_INSTRUCTIONS TO FOLLOW_:
Reproduce every entry that follows word for word, but omit the images.

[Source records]
— start —

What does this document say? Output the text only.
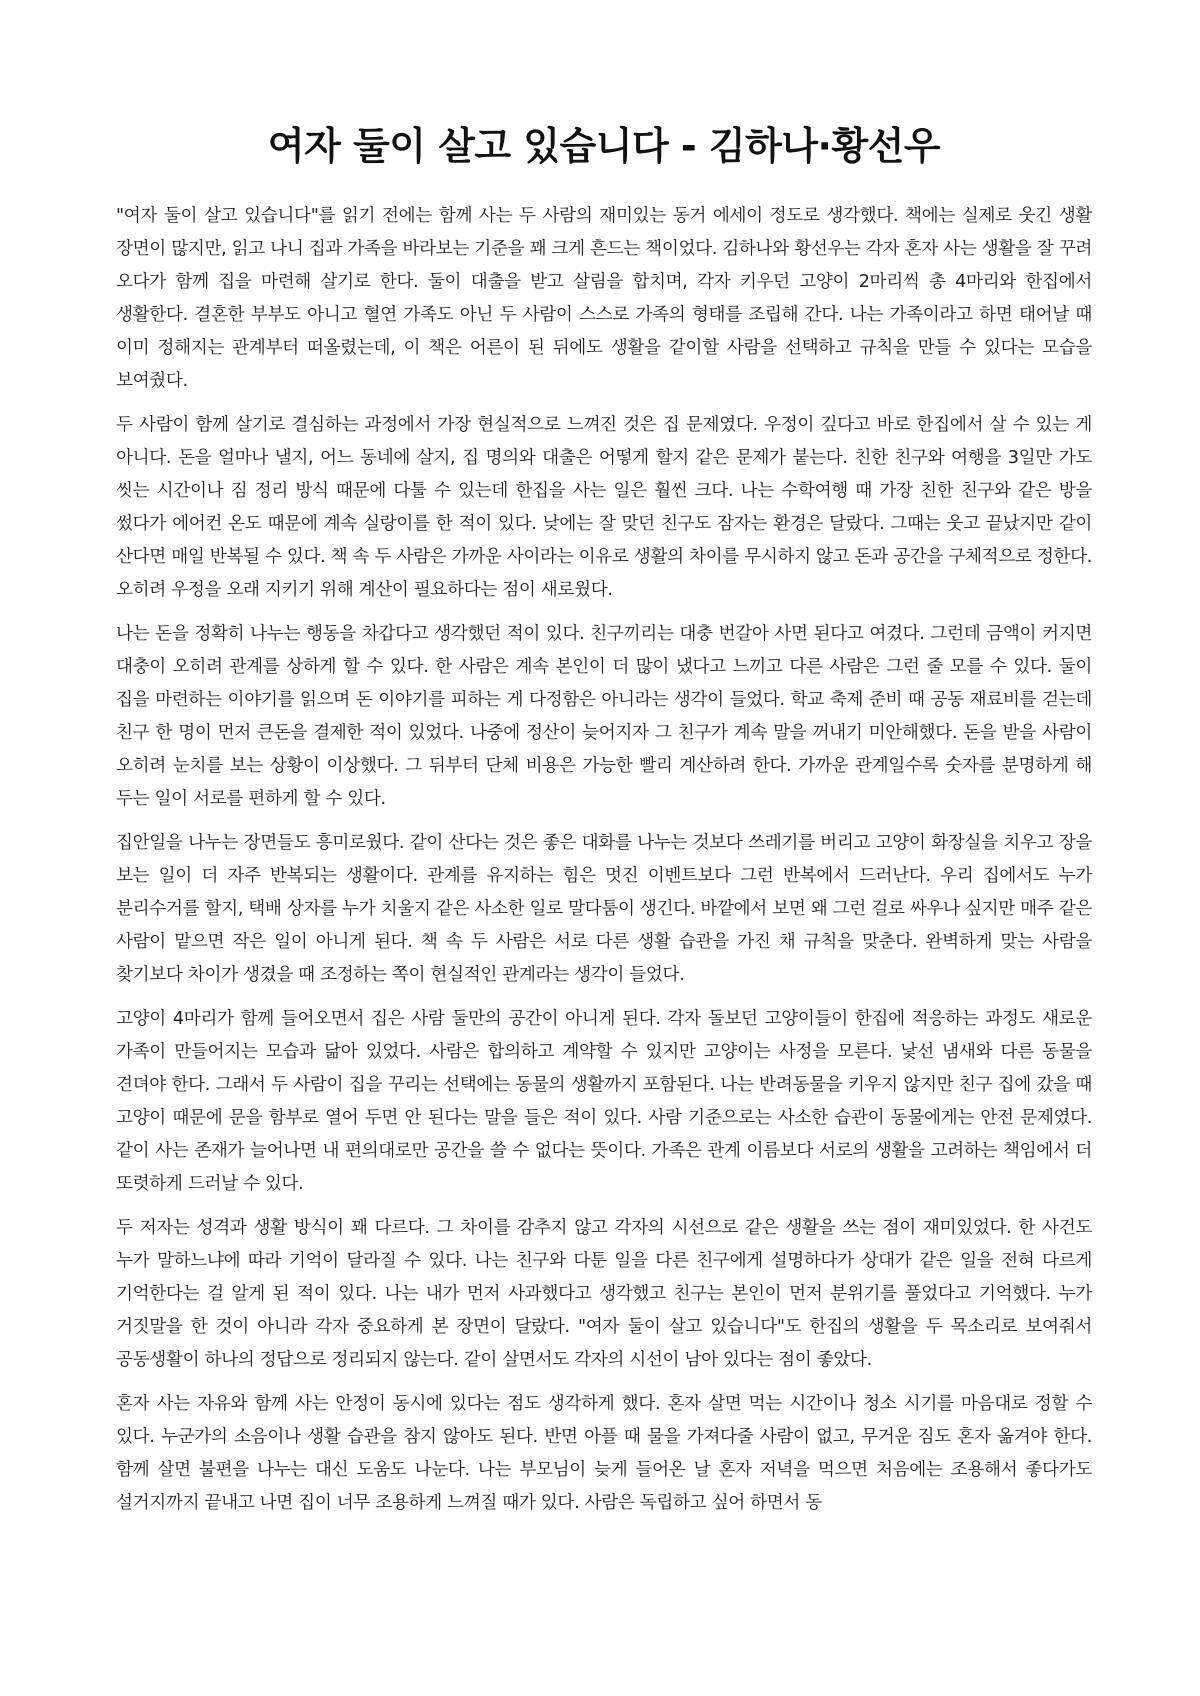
여자 둘이 살고 있습니다 - 김하나·황선우

"여자 둘이 살고 있습니다"를 읽기 전에는 함께 사는 두 사람의 재미있는 동거 에세이 정도로 생각했다. 책에는 실제로 웃긴 생활 장면이 많지만, 읽고 나니 집과 가족을 바라보는 기준을 꽤 크게 흔드는 책이었다. 김하나와 황선우는 각자 혼자 사는 생활을 잘 꾸려 오다가 함께 집을 마련해 살기로 한다. 둘이 대출을 받고 살림을 합치며, 각자 키우던 고양이 2마리씩 총 4마리와 한집에서 생활한다. 결혼한 부부도 아니고 혈연 가족도 아닌 두 사람이 스스로 가족의 형태를 조립해 간다. 나는 가족이라고 하면 태어날 때 이미 정해지는 관계부터 떠올렸는데, 이 책은 어른이 된 뒤에도 생활을 같이할 사람을 선택하고 규칙을 만들 수 있다는 모습을 보여줬다.

두 사람이 함께 살기로 결심하는 과정에서 가장 현실적으로 느껴진 것은 집 문제였다. 우정이 깊다고 바로 한집에서 살 수 있는 게 아니다. 돈을 얼마나 낼지, 어느 동네에 살지, 집 명의와 대출은 어떻게 할지 같은 문제가 붙는다. 친한 친구와 여행을 3일만 가도 씻는 시간이나 짐 정리 방식 때문에 다툴 수 있는데 한집을 사는 일은 훨씬 크다. 나는 수학여행 때 가장 친한 친구와 같은 방을 썼다가 에어컨 온도 때문에 계속 실랑이를 한 적이 있다. 낮에는 잘 맞던 친구도 잠자는 환경은 달랐다. 그때는 웃고 끝났지만 같이 산다면 매일 반복될 수 있다. 책 속 두 사람은 가까운 사이라는 이유로 생활의 차이를 무시하지 않고 돈과 공간을 구체적으로 정한다. 오히려 우정을 오래 지키기 위해 계산이 필요하다는 점이 새로웠다.

나는 돈을 정확히 나누는 행동을 차갑다고 생각했던 적이 있다. 친구끼리는 대충 번갈아 사면 된다고 여겼다. 그런데 금액이 커지면 대충이 오히려 관계를 상하게 할 수 있다. 한 사람은 계속 본인이 더 많이 냈다고 느끼고 다른 사람은 그런 줄 모를 수 있다. 둘이 집을 마련하는 이야기를 읽으며 돈 이야기를 피하는 게 다정함은 아니라는 생각이 들었다. 학교 축제 준비 때 공동 재료비를 걷는데 친구 한 명이 먼저 큰돈을 결제한 적이 있었다. 나중에 정산이 늦어지자 그 친구가 계속 말을 꺼내기 미안해했다. 돈을 받을 사람이 오히려 눈치를 보는 상황이 이상했다. 그 뒤부터 단체 비용은 가능한 빨리 계산하려 한다. 가까운 관계일수록 숫자를 분명하게 해 두는 일이 서로를 편하게 할 수 있다.

집안일을 나누는 장면들도 흥미로웠다. 같이 산다는 것은 좋은 대화를 나누는 것보다 쓰레기를 버리고 고양이 화장실을 치우고 장을 보는 일이 더 자주 반복되는 생활이다. 관계를 유지하는 힘은 멋진 이벤트보다 그런 반복에서 드러난다. 우리 집에서도 누가 분리수거를 할지, 택배 상자를 누가 치울지 같은 사소한 일로 말다툼이 생긴다. 바깥에서 보면 왜 그런 걸로 싸우나 싶지만 매주 같은 사람이 맡으면 작은 일이 아니게 된다. 책 속 두 사람은 서로 다른 생활 습관을 가진 채 규칙을 맞춘다. 완벽하게 맞는 사람을 찾기보다 차이가 생겼을 때 조정하는 쪽이 현실적인 관계라는 생각이 들었다.

고양이 4마리가 함께 들어오면서 집은 사람 둘만의 공간이 아니게 된다. 각자 돌보던 고양이들이 한집에 적응하는 과정도 새로운 가족이 만들어지는 모습과 닮아 있었다. 사람은 합의하고 계약할 수 있지만 고양이는 사정을 모른다. 낯선 냄새와 다른 동물을 견뎌야 한다. 그래서 두 사람이 집을 꾸리는 선택에는 동물의 생활까지 포함된다. 나는 반려동물을 키우지 않지만 친구 집에 갔을 때 고양이 때문에 문을 함부로 열어 두면 안 된다는 말을 들은 적이 있다. 사람 기준으로는 사소한 습관이 동물에게는 안전 문제였다. 같이 사는 존재가 늘어나면 내 편의대로만 공간을 쓸 수 없다는 뜻이다. 가족은 관계 이름보다 서로의 생활을 고려하는 책임에서 더 또렷하게 드러날 수 있다.

두 저자는 성격과 생활 방식이 꽤 다르다. 그 차이를 감추지 않고 각자의 시선으로 같은 생활을 쓰는 점이 재미있었다. 한 사건도 누가 말하느냐에 따라 기억이 달라질 수 있다. 나는 친구와 다툰 일을 다른 친구에게 설명하다가 상대가 같은 일을 전혀 다르게 기억한다는 걸 알게 된 적이 있다. 나는 내가 먼저 사과했다고 생각했고 친구는 본인이 먼저 분위기를 풀었다고 기억했다. 누가 거짓말을 한 것이 아니라 각자 중요하게 본 장면이 달랐다. "여자 둘이 살고 있습니다"도 한집의 생활을 두 목소리로 보여줘서 공동생활이 하나의 정답으로 정리되지 않는다. 같이 살면서도 각자의 시선이 남아 있다는 점이 좋았다.

혼자 사는 자유와 함께 사는 안정이 동시에 있다는 점도 생각하게 했다. 혼자 살면 먹는 시간이나 청소 시기를 마음대로 정할 수 있다. 누군가의 소음이나 생활 습관을 참지 않아도 된다. 반면 아플 때 물을 가져다줄 사람이 없고, 무거운 짐도 혼자 옮겨야 한다. 함께 살면 불편을 나누는 대신 도움도 나눈다. 나는 부모님이 늦게 들어온 날 혼자 저녁을 먹으면 처음에는 조용해서 좋다가도 설거지까지 끝내고 나면 집이 너무 조용하게 느껴질 때가 있다. 사람은 독립하고 싶어 하면서 동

— end —

_FINISHED ANSWER_:
What does this document say? Output the text only.
여자 둘이 살고 있습니다 - 김하나·황선우

"여자 둘이 살고 있습니다"를 읽기 전에는 함께 사는 두 사람의 재미있는 동거 에세이 정도로 생각했다. 책에는 실제로 웃긴 생활 장면이 많지만, 읽고 나니 집과 가족을 바라보는 기준을 꽤 크게 흔드는 책이었다. 김하나와 황선우는 각자 혼자 사는 생활을 잘 꾸려 오다가 함께 집을 마련해 살기로 한다. 둘이 대출을 받고 살림을 합치며, 각자 키우던 고양이 2마리씩 총 4마리와 한집에서 생활한다. 결혼한 부부도 아니고 혈연 가족도 아닌 두 사람이 스스로 가족의 형태를 조립해 간다. 나는 가족이라고 하면 태어날 때 이미 정해지는 관계부터 떠올렸는데, 이 책은 어른이 된 뒤에도 생활을 같이할 사람을 선택하고 규칙을 만들 수 있다는 모습을 보여줬다.

두 사람이 함께 살기로 결심하는 과정에서 가장 현실적으로 느껴진 것은 집 문제였다. 우정이 깊다고 바로 한집에서 살 수 있는 게 아니다. 돈을 얼마나 낼지, 어느 동네에 살지, 집 명의와 대출은 어떻게 할지 같은 문제가 붙는다. 친한 친구와 여행을 3일만 가도 씻는 시간이나 짐 정리 방식 때문에 다툴 수 있는데 한집을 사는 일은 훨씬 크다. 나는 수학여행 때 가장 친한 친구와 같은 방을 썼다가 에어컨 온도 때문에 계속 실랑이를 한 적이 있다. 낮에는 잘 맞던 친구도 잠자는 환경은 달랐다. 그때는 웃고 끝났지만 같이 산다면 매일 반복될 수 있다. 책 속 두 사람은 가까운 사이라는 이유로 생활의 차이를 무시하지 않고 돈과 공간을 구체적으로 정한다. 오히려 우정을 오래 지키기 위해 계산이 필요하다는 점이 새로웠다.

나는 돈을 정확히 나누는 행동을 차갑다고 생각했던 적이 있다. 친구끼리는 대충 번갈아 사면 된다고 여겼다. 그런데 금액이 커지면 대충이 오히려 관계를 상하게 할 수 있다. 한 사람은 계속 본인이 더 많이 냈다고 느끼고 다른 사람은 그런 줄 모를 수 있다. 둘이 집을 마련하는 이야기를 읽으며 돈 이야기를 피하는 게 다정함은 아니라는 생각이 들었다. 학교 축제 준비 때 공동 재료비를 걷는데 친구 한 명이 먼저 큰돈을 결제한 적이 있었다. 나중에 정산이 늦어지자 그 친구가 계속 말을 꺼내기 미안해했다. 돈을 받을 사람이 오히려 눈치를 보는 상황이 이상했다. 그 뒤부터 단체 비용은 가능한 빨리 계산하려 한다. 가까운 관계일수록 숫자를 분명하게 해 두는 일이 서로를 편하게 할 수 있다.

집안일을 나누는 장면들도 흥미로웠다. 같이 산다는 것은 좋은 대화를 나누는 것보다 쓰레기를 버리고 고양이 화장실을 치우고 장을 보는 일이 더 자주 반복되는 생활이다. 관계를 유지하는 힘은 멋진 이벤트보다 그런 반복에서 드러난다. 우리 집에서도 누가 분리수거를 할지, 택배 상자를 누가 치울지 같은 사소한 일로 말다툼이 생긴다. 바깥에서 보면 왜 그런 걸로 싸우나 싶지만 매주 같은 사람이 맡으면 작은 일이 아니게 된다. 책 속 두 사람은 서로 다른 생활 습관을 가진 채 규칙을 맞춘다. 완벽하게 맞는 사람을 찾기보다 차이가 생겼을 때 조정하는 쪽이 현실적인 관계라는 생각이 들었다.

고양이 4마리가 함께 들어오면서 집은 사람 둘만의 공간이 아니게 된다. 각자 돌보던 고양이들이 한집에 적응하는 과정도 새로운 가족이 만들어지는 모습과 닮아 있었다. 사람은 합의하고 계약할 수 있지만 고양이는 사정을 모른다. 낯선 냄새와 다른 동물을 견뎌야 한다. 그래서 두 사람이 집을 꾸리는 선택에는 동물의 생활까지 포함된다. 나는 반려동물을 키우지 않지만 친구 집에 갔을 때 고양이 때문에 문을 함부로 열어 두면 안 된다는 말을 들은 적이 있다. 사람 기준으로는 사소한 습관이 동물에게는 안전 문제였다. 같이 사는 존재가 늘어나면 내 편의대로만 공간을 쓸 수 없다는 뜻이다. 가족은 관계 이름보다 서로의 생활을 고려하는 책임에서 더 또렷하게 드러날 수 있다.

두 저자는 성격과 생활 방식이 꽤 다르다. 그 차이를 감추지 않고 각자의 시선으로 같은 생활을 쓰는 점이 재미있었다. 한 사건도 누가 말하느냐에 따라 기억이 달라질 수 있다. 나는 친구와 다툰 일을 다른 친구에게 설명하다가 상대가 같은 일을 전혀 다르게 기억한다는 걸 알게 된 적이 있다. 나는 내가 먼저 사과했다고 생각했고 친구는 본인이 먼저 분위기를 풀었다고 기억했다. 누가 거짓말을 한 것이 아니라 각자 중요하게 본 장면이 달랐다. "여자 둘이 살고 있습니다"도 한집의 생활을 두 목소리로 보여줘서 공동생활이 하나의 정답으로 정리되지 않는다. 같이 살면서도 각자의 시선이 남아 있다는 점이 좋았다.

혼자 사는 자유와 함께 사는 안정이 동시에 있다는 점도 생각하게 했다. 혼자 살면 먹는 시간이나 청소 시기를 마음대로 정할 수 있다. 누군가의 소음이나 생활 습관을 참지 않아도 된다. 반면 아플 때 물을 가져다줄 사람이 없고, 무거운 짐도 혼자 옮겨야 한다. 함께 살면 불편을 나누는 대신 도움도 나눈다. 나는 부모님이 늦게 들어온 날 혼자 저녁을 먹으면 처음에는 조용해서 좋다가도 설거지까지 끝내고 나면 집이 너무 조용하게 느껴질 때가 있다. 사람은 독립하고 싶어 하면서 동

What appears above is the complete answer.